What to do — Print all entries word for word.

Data for this task —
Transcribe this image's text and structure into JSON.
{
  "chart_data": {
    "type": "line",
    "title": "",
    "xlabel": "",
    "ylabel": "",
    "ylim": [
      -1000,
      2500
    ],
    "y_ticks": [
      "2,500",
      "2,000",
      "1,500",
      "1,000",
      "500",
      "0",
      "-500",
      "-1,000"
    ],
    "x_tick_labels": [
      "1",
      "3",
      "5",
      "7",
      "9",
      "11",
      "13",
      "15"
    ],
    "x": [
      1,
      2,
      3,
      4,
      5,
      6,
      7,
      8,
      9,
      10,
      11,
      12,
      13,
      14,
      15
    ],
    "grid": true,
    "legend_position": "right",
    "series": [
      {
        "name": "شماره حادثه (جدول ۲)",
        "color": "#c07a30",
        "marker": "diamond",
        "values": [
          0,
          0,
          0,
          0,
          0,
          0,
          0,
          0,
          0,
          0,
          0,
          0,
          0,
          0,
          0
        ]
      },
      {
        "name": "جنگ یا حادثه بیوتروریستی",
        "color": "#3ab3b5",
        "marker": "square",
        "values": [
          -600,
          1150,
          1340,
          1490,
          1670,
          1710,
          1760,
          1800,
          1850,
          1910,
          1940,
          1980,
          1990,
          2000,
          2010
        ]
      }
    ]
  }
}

Correct response —
Transcribe this image's text and structure into JSON.
{
  "chart_data": {
    "type": "line",
    "title": "",
    "xlabel": "",
    "ylabel": "",
    "ylim": [
      -1000,
      2500
    ],
    "y_ticks": [
      "2,500",
      "2,000",
      "1,500",
      "1,000",
      "500",
      "0",
      "-500",
      "-1,000"
    ],
    "x_tick_labels": [
      "1",
      "3",
      "5",
      "7",
      "9",
      "11",
      "13",
      "15"
    ],
    "x": [
      1,
      2,
      3,
      4,
      5,
      6,
      7,
      8,
      9,
      10,
      11,
      12,
      13,
      14,
      15
    ],
    "grid": true,
    "legend_position": "right",
    "series": [
      {
        "name": "شماره حادثه (جدول ۲)",
        "color": "#c07a30",
        "marker": "diamond",
        "values": [
          0,
          0,
          0,
          0,
          0,
          0,
          0,
          0,
          0,
          0,
          0,
          0,
          0,
          0,
          0
        ]
      },
      {
        "name": "جنگ یا حادثه بیوتروریستی",
        "color": "#3ab3b5",
        "marker": "square",
        "values": [
          -600,
          1150,
          1340,
          1490,
          1670,
          1710,
          1760,
          1800,
          1850,
          1910,
          1940,
          1980,
          1990,
          2000,
          2010
        ]
      }
    ]
  }
}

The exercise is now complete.